### Task input:
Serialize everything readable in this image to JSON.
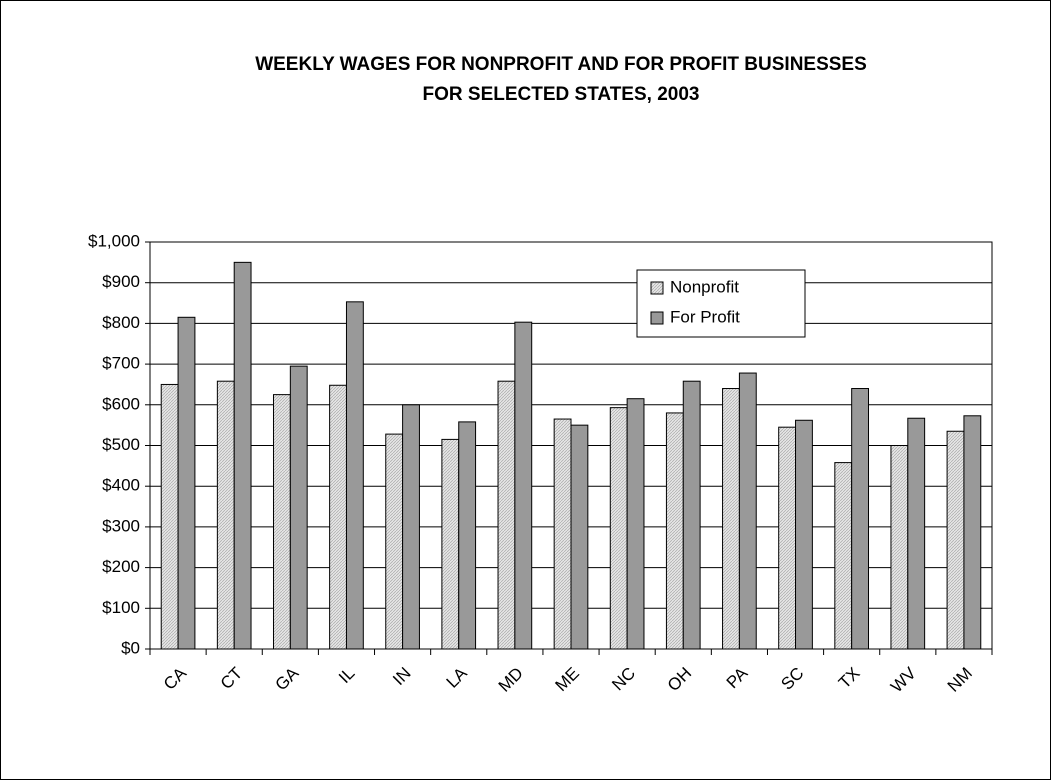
{
  "chart_data": {
    "type": "bar",
    "title": [
      "WEEKLY WAGES FOR NONPROFIT AND FOR PROFIT BUSINESSES",
      "FOR SELECTED STATES, 2003"
    ],
    "categories": [
      "CA",
      "CT",
      "GA",
      "IL",
      "IN",
      "LA",
      "MD",
      "ME",
      "NC",
      "OH",
      "PA",
      "SC",
      "TX",
      "WV",
      "NM"
    ],
    "series": [
      {
        "name": "Nonprofit",
        "color": "#e6e6e6",
        "values": [
          650,
          658,
          625,
          648,
          528,
          515,
          658,
          565,
          593,
          580,
          640,
          545,
          458,
          500,
          535
        ]
      },
      {
        "name": "For Profit",
        "color": "#999999",
        "values": [
          815,
          950,
          695,
          853,
          600,
          558,
          803,
          550,
          615,
          658,
          678,
          562,
          640,
          567,
          573
        ]
      }
    ],
    "ylim": [
      0,
      1000
    ],
    "yticks": [
      {
        "value": 0,
        "label": "$0"
      },
      {
        "value": 100,
        "label": "$100"
      },
      {
        "value": 200,
        "label": "$200"
      },
      {
        "value": 300,
        "label": "$300"
      },
      {
        "value": 400,
        "label": "$400"
      },
      {
        "value": 500,
        "label": "$500"
      },
      {
        "value": 600,
        "label": "$600"
      },
      {
        "value": 700,
        "label": "$700"
      },
      {
        "value": 800,
        "label": "$800"
      },
      {
        "value": 900,
        "label": "$900"
      },
      {
        "value": 1000,
        "label": "$1,000"
      }
    ],
    "grid": true
  }
}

### Task instructions:
Write the records above out again exactly, with no pictures in your copy.

### Exercise response:
Serialize everything readable in this image to JSON.
{
  "chart_data": {
    "type": "bar",
    "title": [
      "WEEKLY WAGES FOR NONPROFIT AND FOR PROFIT BUSINESSES",
      "FOR SELECTED STATES, 2003"
    ],
    "categories": [
      "CA",
      "CT",
      "GA",
      "IL",
      "IN",
      "LA",
      "MD",
      "ME",
      "NC",
      "OH",
      "PA",
      "SC",
      "TX",
      "WV",
      "NM"
    ],
    "series": [
      {
        "name": "Nonprofit",
        "color": "#e6e6e6",
        "values": [
          650,
          658,
          625,
          648,
          528,
          515,
          658,
          565,
          593,
          580,
          640,
          545,
          458,
          500,
          535
        ]
      },
      {
        "name": "For Profit",
        "color": "#999999",
        "values": [
          815,
          950,
          695,
          853,
          600,
          558,
          803,
          550,
          615,
          658,
          678,
          562,
          640,
          567,
          573
        ]
      }
    ],
    "ylim": [
      0,
      1000
    ],
    "yticks": [
      {
        "value": 0,
        "label": "$0"
      },
      {
        "value": 100,
        "label": "$100"
      },
      {
        "value": 200,
        "label": "$200"
      },
      {
        "value": 300,
        "label": "$300"
      },
      {
        "value": 400,
        "label": "$400"
      },
      {
        "value": 500,
        "label": "$500"
      },
      {
        "value": 600,
        "label": "$600"
      },
      {
        "value": 700,
        "label": "$700"
      },
      {
        "value": 800,
        "label": "$800"
      },
      {
        "value": 900,
        "label": "$900"
      },
      {
        "value": 1000,
        "label": "$1,000"
      }
    ],
    "grid": true
  }
}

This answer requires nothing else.